▸ SET PROBLEM:
Reproduce the data word for word, from its first line through the line that contains "266, 698, 286]", with both of those lines included.

▸ DATA ENTRIES:
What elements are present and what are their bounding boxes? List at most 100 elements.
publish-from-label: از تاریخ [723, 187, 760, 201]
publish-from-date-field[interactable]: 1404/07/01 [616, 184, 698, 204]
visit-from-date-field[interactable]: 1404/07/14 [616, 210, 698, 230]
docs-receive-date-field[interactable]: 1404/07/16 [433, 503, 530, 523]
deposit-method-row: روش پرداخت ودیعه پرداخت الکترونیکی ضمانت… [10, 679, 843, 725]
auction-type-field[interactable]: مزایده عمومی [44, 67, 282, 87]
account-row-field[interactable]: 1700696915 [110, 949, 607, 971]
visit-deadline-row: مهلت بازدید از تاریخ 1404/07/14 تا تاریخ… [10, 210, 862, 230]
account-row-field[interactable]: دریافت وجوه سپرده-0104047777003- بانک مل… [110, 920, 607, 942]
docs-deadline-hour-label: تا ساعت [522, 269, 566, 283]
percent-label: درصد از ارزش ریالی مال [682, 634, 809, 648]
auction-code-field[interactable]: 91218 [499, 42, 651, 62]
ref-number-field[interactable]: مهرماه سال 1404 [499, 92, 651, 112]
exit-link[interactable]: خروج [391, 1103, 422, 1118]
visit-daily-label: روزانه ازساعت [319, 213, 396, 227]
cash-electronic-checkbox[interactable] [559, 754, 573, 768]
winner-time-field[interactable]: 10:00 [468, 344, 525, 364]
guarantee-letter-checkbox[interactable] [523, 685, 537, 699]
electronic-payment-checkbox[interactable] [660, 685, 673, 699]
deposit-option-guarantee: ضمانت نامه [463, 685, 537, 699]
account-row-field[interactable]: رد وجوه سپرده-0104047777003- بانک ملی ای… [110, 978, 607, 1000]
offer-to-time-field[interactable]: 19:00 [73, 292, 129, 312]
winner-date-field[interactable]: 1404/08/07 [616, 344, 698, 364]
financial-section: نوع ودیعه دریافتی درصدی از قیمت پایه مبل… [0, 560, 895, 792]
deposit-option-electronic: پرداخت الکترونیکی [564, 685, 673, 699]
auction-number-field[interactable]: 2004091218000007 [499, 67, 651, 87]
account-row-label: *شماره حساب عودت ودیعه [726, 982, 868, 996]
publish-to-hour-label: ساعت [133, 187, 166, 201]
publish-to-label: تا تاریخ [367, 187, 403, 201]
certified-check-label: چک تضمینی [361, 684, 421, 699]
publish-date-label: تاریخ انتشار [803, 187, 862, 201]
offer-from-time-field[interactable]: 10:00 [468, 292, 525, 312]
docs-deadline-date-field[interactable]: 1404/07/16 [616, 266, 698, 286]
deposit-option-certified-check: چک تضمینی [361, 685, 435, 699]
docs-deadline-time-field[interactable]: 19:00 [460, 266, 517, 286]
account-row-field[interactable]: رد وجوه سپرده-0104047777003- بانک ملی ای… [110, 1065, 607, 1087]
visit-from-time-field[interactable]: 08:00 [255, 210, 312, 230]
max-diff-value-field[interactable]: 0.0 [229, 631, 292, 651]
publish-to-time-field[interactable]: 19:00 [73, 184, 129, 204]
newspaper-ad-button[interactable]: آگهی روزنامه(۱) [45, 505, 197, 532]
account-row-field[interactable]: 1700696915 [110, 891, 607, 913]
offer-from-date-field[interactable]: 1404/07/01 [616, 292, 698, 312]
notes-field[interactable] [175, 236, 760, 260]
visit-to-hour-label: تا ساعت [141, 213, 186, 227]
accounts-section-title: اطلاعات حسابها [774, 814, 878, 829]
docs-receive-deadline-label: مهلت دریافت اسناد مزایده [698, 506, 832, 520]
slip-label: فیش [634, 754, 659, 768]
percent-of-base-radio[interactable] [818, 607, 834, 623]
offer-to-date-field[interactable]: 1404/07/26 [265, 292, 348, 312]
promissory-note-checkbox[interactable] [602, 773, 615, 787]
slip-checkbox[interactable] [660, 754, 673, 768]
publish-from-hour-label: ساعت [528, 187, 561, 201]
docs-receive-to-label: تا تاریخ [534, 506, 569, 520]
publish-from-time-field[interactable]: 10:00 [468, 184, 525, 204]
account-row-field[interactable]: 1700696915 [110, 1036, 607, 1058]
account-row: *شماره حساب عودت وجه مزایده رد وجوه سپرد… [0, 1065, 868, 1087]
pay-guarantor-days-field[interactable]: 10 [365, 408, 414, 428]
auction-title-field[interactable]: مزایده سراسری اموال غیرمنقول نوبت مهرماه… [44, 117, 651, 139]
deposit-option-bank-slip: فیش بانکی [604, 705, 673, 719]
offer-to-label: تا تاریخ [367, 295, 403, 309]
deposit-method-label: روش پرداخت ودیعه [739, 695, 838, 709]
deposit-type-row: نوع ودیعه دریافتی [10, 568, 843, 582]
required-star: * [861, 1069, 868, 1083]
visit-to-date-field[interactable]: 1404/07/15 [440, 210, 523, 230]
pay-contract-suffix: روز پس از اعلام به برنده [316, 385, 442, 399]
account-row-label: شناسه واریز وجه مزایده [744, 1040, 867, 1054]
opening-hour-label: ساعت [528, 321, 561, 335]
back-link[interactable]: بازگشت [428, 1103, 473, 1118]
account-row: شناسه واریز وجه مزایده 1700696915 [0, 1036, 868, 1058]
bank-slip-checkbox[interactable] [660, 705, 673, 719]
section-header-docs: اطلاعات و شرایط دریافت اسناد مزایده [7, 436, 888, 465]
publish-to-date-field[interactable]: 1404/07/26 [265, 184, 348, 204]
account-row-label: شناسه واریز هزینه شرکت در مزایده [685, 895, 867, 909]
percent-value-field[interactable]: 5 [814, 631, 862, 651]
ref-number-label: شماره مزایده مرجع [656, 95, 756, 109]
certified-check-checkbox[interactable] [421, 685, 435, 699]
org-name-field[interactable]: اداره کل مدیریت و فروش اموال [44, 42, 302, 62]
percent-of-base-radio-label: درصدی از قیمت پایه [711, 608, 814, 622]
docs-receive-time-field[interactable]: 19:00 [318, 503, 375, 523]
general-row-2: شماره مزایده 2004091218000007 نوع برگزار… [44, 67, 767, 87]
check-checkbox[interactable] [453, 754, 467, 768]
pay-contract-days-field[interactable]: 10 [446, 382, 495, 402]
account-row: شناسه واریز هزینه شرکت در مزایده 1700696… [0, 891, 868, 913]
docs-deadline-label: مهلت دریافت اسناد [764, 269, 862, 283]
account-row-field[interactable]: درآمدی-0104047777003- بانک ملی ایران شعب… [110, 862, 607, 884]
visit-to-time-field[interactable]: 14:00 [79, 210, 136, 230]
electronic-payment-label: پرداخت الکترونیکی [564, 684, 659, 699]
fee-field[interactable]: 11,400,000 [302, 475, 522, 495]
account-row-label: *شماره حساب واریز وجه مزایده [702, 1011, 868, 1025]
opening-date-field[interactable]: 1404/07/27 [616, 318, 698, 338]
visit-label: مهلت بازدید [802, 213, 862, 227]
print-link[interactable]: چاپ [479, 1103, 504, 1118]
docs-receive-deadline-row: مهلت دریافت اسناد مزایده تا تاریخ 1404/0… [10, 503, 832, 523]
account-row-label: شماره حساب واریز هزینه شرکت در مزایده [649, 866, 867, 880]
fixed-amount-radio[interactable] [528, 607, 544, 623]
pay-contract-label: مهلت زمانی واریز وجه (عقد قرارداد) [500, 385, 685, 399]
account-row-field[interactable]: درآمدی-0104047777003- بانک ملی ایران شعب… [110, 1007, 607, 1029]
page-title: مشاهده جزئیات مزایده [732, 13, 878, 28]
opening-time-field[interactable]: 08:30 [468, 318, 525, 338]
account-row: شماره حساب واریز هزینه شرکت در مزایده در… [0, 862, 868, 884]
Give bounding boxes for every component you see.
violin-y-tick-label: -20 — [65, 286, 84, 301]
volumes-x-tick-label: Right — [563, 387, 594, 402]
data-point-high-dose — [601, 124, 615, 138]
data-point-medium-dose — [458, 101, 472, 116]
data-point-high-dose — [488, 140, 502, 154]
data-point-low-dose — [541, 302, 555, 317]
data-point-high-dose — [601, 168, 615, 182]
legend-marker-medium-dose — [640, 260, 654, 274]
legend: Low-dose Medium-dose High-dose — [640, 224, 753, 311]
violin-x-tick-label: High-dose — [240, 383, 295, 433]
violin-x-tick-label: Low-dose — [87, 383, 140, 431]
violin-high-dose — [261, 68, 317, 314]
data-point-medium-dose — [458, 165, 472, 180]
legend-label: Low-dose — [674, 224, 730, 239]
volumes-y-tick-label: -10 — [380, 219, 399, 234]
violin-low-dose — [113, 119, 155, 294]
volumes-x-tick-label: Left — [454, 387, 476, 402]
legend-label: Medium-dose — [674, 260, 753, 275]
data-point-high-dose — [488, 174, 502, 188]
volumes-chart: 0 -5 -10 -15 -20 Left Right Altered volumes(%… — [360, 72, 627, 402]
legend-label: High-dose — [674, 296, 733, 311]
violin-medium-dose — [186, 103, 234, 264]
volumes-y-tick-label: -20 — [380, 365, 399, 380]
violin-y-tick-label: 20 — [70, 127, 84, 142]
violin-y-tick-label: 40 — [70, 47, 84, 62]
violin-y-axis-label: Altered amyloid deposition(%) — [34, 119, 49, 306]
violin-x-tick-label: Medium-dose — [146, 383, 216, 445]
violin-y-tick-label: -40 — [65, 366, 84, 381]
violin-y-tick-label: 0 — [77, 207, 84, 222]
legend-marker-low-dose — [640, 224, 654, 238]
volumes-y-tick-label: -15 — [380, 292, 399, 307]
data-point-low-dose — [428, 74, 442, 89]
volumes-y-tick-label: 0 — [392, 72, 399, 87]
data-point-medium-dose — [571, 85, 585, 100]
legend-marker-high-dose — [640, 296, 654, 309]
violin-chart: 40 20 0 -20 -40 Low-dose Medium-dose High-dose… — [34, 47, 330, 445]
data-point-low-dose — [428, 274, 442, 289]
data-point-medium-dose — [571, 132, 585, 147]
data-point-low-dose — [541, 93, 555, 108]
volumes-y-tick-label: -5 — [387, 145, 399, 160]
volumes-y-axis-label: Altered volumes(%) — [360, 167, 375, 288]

▸ FINAL RESULT:
What elements are present and what are their bounding boxes? List at most 100 elements.
publish-from-label: از تاریخ [723, 187, 760, 201]
publish-from-date-field[interactable]: 1404/07/01 [616, 184, 698, 204]
visit-from-date-field[interactable]: 1404/07/14 [616, 210, 698, 230]
docs-receive-date-field[interactable]: 1404/07/16 [433, 503, 530, 523]
deposit-method-row: روش پرداخت ودیعه پرداخت الکترونیکی ضمانت… [10, 679, 843, 725]
auction-type-field[interactable]: مزایده عمومی [44, 67, 282, 87]
account-row-field[interactable]: 1700696915 [110, 949, 607, 971]
visit-deadline-row: مهلت بازدید از تاریخ 1404/07/14 تا تاریخ… [10, 210, 862, 230]
account-row-field[interactable]: دریافت وجوه سپرده-0104047777003- بانک مل… [110, 920, 607, 942]
docs-deadline-hour-label: تا ساعت [522, 269, 566, 283]
percent-label: درصد از ارزش ریالی مال [682, 634, 809, 648]
auction-code-field[interactable]: 91218 [499, 42, 651, 62]
ref-number-field[interactable]: مهرماه سال 1404 [499, 92, 651, 112]
exit-link[interactable]: خروج [391, 1103, 422, 1118]
visit-daily-label: روزانه ازساعت [319, 213, 396, 227]
cash-electronic-checkbox[interactable] [559, 754, 573, 768]
winner-time-field[interactable]: 10:00 [468, 344, 525, 364]
guarantee-letter-checkbox[interactable] [523, 685, 537, 699]
electronic-payment-checkbox[interactable] [660, 685, 673, 699]
deposit-option-guarantee: ضمانت نامه [463, 685, 537, 699]
account-row-field[interactable]: رد وجوه سپرده-0104047777003- بانک ملی ای… [110, 978, 607, 1000]
offer-to-time-field[interactable]: 19:00 [73, 292, 129, 312]
winner-date-field[interactable]: 1404/08/07 [616, 344, 698, 364]
financial-section: نوع ودیعه دریافتی درصدی از قیمت پایه مبل… [0, 560, 895, 792]
deposit-option-electronic: پرداخت الکترونیکی [564, 685, 673, 699]
auction-number-field[interactable]: 2004091218000007 [499, 67, 651, 87]
account-row-label: *شماره حساب عودت ودیعه [726, 982, 868, 996]
publish-to-hour-label: ساعت [133, 187, 166, 201]
publish-to-label: تا تاریخ [367, 187, 403, 201]
certified-check-label: چک تضمینی [361, 684, 421, 699]
publish-date-label: تاریخ انتشار [803, 187, 862, 201]
offer-from-time-field[interactable]: 10:00 [468, 292, 525, 312]
docs-deadline-date-field[interactable]: 1404/07/16 [616, 266, 698, 286]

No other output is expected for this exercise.